The task
Convert the lines of the data below, starting at the line containing "Give bounding boxes" and ending at the line containing "- station-marker[interactable]: 0.0: [1253, 260, 1292, 286]", into a JSON list of strings with one string per line, leaving out any blank lines. Include only those lines.

Material for this task
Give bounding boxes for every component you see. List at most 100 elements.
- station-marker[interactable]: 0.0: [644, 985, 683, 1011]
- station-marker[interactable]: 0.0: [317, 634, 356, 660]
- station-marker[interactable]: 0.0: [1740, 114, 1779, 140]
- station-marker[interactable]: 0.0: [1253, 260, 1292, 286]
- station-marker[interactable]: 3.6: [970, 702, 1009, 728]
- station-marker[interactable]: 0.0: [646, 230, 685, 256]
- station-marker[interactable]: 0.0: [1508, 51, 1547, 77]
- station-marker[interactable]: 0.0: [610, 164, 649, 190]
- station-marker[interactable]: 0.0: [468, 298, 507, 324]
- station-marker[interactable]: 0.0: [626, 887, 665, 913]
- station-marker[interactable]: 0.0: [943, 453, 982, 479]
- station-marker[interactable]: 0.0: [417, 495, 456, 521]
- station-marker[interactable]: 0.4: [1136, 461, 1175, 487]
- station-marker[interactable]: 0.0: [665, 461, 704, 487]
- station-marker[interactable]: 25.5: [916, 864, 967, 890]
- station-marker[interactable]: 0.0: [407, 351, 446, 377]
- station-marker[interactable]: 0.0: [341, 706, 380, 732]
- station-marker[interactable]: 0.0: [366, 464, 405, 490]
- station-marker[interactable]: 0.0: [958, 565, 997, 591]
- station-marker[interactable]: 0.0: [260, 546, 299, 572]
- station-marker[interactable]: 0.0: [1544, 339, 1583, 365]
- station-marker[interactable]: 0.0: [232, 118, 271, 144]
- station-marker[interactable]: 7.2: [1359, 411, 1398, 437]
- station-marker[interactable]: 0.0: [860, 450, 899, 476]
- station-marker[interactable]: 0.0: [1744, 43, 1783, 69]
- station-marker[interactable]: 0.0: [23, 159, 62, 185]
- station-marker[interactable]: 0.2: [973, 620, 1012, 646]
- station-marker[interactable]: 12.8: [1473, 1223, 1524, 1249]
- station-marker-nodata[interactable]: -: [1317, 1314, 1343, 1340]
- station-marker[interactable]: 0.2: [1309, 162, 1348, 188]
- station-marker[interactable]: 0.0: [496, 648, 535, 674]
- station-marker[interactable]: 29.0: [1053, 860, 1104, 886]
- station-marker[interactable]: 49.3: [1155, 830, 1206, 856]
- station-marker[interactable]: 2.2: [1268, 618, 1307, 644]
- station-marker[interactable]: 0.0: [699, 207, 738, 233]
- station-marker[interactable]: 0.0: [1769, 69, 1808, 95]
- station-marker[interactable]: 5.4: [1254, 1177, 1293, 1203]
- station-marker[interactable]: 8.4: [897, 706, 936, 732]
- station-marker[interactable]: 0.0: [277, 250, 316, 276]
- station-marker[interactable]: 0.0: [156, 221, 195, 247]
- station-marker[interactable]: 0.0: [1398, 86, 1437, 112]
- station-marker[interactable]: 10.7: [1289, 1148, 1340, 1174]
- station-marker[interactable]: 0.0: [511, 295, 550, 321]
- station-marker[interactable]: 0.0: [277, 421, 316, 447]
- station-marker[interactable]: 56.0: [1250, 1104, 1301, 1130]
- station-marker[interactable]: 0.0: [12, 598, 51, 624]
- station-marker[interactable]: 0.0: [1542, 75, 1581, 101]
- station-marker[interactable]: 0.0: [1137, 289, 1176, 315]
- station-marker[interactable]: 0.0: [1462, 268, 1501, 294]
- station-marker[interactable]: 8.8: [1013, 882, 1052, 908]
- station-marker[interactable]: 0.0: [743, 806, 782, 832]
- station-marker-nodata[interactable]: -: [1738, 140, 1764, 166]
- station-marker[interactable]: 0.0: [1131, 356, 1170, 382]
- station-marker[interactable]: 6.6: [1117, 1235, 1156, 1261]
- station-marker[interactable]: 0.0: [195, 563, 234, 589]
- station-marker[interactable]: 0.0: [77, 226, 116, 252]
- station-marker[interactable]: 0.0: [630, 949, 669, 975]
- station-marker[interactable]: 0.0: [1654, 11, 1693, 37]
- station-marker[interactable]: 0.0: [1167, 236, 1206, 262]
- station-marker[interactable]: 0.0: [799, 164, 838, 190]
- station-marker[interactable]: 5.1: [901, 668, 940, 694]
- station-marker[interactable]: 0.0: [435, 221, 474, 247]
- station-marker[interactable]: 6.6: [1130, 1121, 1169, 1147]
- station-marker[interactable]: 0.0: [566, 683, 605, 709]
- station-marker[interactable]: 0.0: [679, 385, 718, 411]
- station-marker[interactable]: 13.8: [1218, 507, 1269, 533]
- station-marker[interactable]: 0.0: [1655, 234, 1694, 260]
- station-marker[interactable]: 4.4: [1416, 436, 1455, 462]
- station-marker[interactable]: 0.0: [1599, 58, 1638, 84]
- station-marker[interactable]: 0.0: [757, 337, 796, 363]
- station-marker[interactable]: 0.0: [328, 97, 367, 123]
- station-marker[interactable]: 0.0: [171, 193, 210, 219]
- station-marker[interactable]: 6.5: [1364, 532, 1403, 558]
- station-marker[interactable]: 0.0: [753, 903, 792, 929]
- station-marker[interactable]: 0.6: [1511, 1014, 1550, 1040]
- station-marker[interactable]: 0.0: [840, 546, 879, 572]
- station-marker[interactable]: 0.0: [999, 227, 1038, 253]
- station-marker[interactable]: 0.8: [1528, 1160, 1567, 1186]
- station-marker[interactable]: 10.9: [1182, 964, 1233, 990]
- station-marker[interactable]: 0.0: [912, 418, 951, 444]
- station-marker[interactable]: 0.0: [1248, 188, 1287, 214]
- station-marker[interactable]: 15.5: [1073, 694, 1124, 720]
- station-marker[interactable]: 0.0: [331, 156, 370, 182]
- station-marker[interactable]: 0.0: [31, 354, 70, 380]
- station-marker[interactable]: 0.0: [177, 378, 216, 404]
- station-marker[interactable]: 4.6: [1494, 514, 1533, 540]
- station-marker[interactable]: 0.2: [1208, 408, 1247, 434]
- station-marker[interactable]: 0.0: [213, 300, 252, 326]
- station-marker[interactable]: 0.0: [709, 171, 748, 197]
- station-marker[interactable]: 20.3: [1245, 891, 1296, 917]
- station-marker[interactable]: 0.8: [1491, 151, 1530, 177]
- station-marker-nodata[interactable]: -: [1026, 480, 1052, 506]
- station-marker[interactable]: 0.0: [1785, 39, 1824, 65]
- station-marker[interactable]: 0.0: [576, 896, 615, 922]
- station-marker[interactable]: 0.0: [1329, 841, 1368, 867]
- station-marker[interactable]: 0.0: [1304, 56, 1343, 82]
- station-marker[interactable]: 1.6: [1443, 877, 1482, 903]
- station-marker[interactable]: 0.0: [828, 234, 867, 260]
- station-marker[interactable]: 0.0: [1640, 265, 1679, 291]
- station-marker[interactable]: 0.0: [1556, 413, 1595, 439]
* * *
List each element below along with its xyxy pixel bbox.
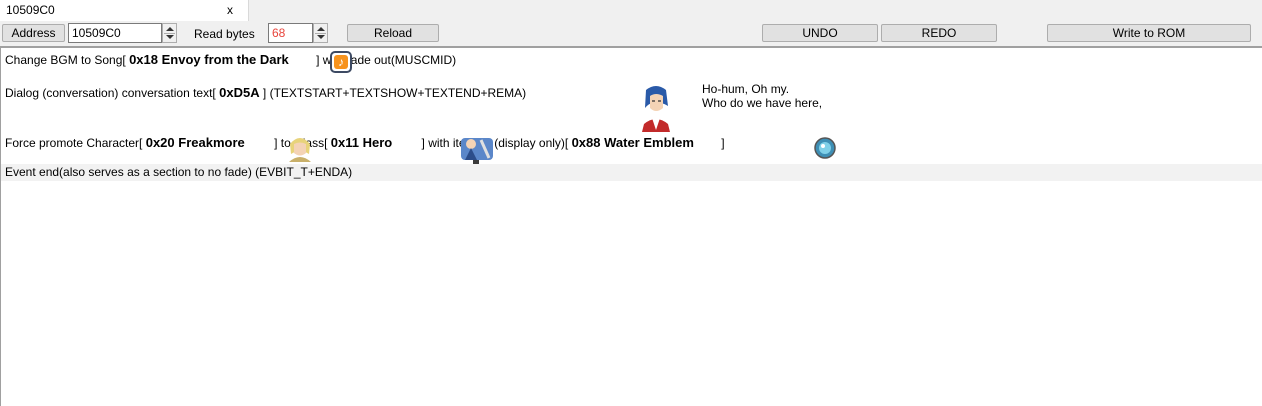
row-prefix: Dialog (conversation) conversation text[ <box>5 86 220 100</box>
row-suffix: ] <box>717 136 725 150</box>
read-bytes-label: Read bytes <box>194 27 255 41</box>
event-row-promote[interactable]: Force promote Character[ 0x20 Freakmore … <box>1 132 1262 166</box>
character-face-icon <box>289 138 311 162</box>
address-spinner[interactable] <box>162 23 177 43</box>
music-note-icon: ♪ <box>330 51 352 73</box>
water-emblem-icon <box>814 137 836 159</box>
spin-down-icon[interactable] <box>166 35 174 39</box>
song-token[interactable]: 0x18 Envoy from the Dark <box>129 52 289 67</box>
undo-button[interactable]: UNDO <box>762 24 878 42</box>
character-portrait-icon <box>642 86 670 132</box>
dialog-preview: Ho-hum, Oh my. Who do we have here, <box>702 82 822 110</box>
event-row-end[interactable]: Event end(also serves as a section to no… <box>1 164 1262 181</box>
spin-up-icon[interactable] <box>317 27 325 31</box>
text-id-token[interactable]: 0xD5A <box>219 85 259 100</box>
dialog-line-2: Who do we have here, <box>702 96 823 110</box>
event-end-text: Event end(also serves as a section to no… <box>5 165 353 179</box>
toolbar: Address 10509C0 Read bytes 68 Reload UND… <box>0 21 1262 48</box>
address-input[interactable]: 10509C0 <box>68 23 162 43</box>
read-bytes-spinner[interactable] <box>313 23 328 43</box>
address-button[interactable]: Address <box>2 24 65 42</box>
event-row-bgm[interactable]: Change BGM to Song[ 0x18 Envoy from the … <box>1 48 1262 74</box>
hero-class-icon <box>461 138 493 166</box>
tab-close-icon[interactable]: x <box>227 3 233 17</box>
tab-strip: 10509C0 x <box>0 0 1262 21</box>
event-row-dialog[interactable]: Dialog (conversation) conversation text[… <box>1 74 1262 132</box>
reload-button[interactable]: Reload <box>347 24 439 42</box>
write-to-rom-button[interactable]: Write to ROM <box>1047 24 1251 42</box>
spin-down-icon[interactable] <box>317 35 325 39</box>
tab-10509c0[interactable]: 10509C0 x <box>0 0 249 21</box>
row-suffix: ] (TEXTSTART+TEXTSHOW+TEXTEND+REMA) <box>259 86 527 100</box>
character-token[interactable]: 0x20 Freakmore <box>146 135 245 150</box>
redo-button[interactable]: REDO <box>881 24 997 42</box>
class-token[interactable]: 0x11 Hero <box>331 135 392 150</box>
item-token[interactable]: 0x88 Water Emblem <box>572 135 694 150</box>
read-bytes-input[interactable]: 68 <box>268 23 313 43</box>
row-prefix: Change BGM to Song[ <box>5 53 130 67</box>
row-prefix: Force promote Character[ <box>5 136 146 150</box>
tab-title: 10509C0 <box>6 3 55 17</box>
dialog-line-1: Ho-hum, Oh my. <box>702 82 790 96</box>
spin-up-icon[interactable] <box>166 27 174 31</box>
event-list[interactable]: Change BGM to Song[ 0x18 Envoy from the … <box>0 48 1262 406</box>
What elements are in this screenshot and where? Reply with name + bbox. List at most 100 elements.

Result below
[
  "Give bounding boxes for every component you see. List at most 100 elements.",
  "- station-marker[interactable]: 0.0: [644, 985, 683, 1011]",
  "- station-marker[interactable]: 0.0: [317, 634, 356, 660]",
  "- station-marker[interactable]: 0.0: [1740, 114, 1779, 140]",
  "- station-marker[interactable]: 0.0: [1253, 260, 1292, 286]"
]